YOUR TASK - Return the material exactly as supplied, apart from the pictures, which are omitted.

INPUT DATA -
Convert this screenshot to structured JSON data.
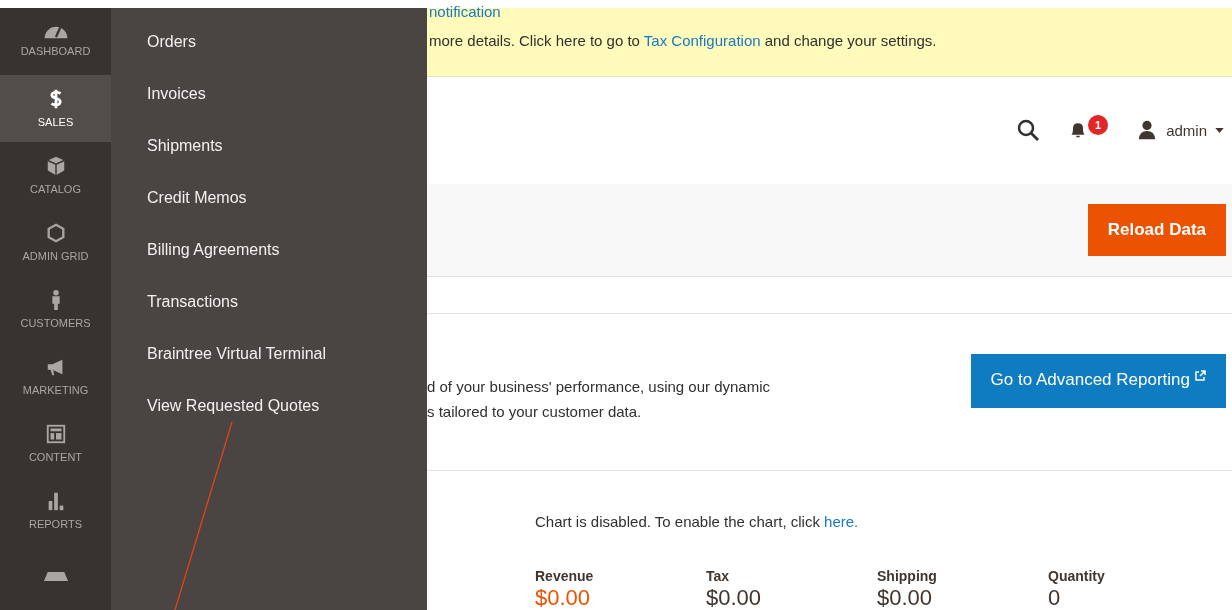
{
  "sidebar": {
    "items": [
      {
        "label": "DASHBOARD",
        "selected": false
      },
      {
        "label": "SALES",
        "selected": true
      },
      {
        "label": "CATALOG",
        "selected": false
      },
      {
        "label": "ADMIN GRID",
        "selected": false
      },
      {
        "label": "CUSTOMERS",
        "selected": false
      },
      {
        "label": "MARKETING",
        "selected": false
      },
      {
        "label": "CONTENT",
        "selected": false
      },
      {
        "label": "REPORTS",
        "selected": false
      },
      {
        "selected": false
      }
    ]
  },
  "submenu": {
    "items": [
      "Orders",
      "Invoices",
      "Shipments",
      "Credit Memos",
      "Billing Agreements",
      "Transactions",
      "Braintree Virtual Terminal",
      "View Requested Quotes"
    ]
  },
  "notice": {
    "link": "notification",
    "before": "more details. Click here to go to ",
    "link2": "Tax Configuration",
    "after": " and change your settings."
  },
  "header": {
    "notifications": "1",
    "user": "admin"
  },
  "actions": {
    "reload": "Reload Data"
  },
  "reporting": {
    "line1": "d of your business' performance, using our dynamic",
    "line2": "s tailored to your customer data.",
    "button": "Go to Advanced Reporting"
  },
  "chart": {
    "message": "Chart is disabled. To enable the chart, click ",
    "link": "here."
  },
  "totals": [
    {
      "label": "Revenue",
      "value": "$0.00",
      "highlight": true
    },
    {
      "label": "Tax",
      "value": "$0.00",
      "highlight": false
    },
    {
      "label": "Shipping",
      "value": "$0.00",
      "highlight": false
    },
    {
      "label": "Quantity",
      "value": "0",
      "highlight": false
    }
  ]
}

OUTPUT OF THE EXERCISE -
Convert this screenshot to structured JSON data.
{
  "sidebar": {
    "items": [
      {
        "label": "DASHBOARD",
        "selected": false
      },
      {
        "label": "SALES",
        "selected": true
      },
      {
        "label": "CATALOG",
        "selected": false
      },
      {
        "label": "ADMIN GRID",
        "selected": false
      },
      {
        "label": "CUSTOMERS",
        "selected": false
      },
      {
        "label": "MARKETING",
        "selected": false
      },
      {
        "label": "CONTENT",
        "selected": false
      },
      {
        "label": "REPORTS",
        "selected": false
      },
      {
        "selected": false
      }
    ]
  },
  "submenu": {
    "items": [
      "Orders",
      "Invoices",
      "Shipments",
      "Credit Memos",
      "Billing Agreements",
      "Transactions",
      "Braintree Virtual Terminal",
      "View Requested Quotes"
    ]
  },
  "notice": {
    "link": "notification",
    "before": "more details. Click here to go to ",
    "link2": "Tax Configuration",
    "after": " and change your settings."
  },
  "header": {
    "notifications": "1",
    "user": "admin"
  },
  "actions": {
    "reload": "Reload Data"
  },
  "reporting": {
    "line1": "d of your business' performance, using our dynamic",
    "line2": "s tailored to your customer data.",
    "button": "Go to Advanced Reporting"
  },
  "chart": {
    "message": "Chart is disabled. To enable the chart, click ",
    "link": "here."
  },
  "totals": [
    {
      "label": "Revenue",
      "value": "$0.00",
      "highlight": true
    },
    {
      "label": "Tax",
      "value": "$0.00",
      "highlight": false
    },
    {
      "label": "Shipping",
      "value": "$0.00",
      "highlight": false
    },
    {
      "label": "Quantity",
      "value": "0",
      "highlight": false
    }
  ]
}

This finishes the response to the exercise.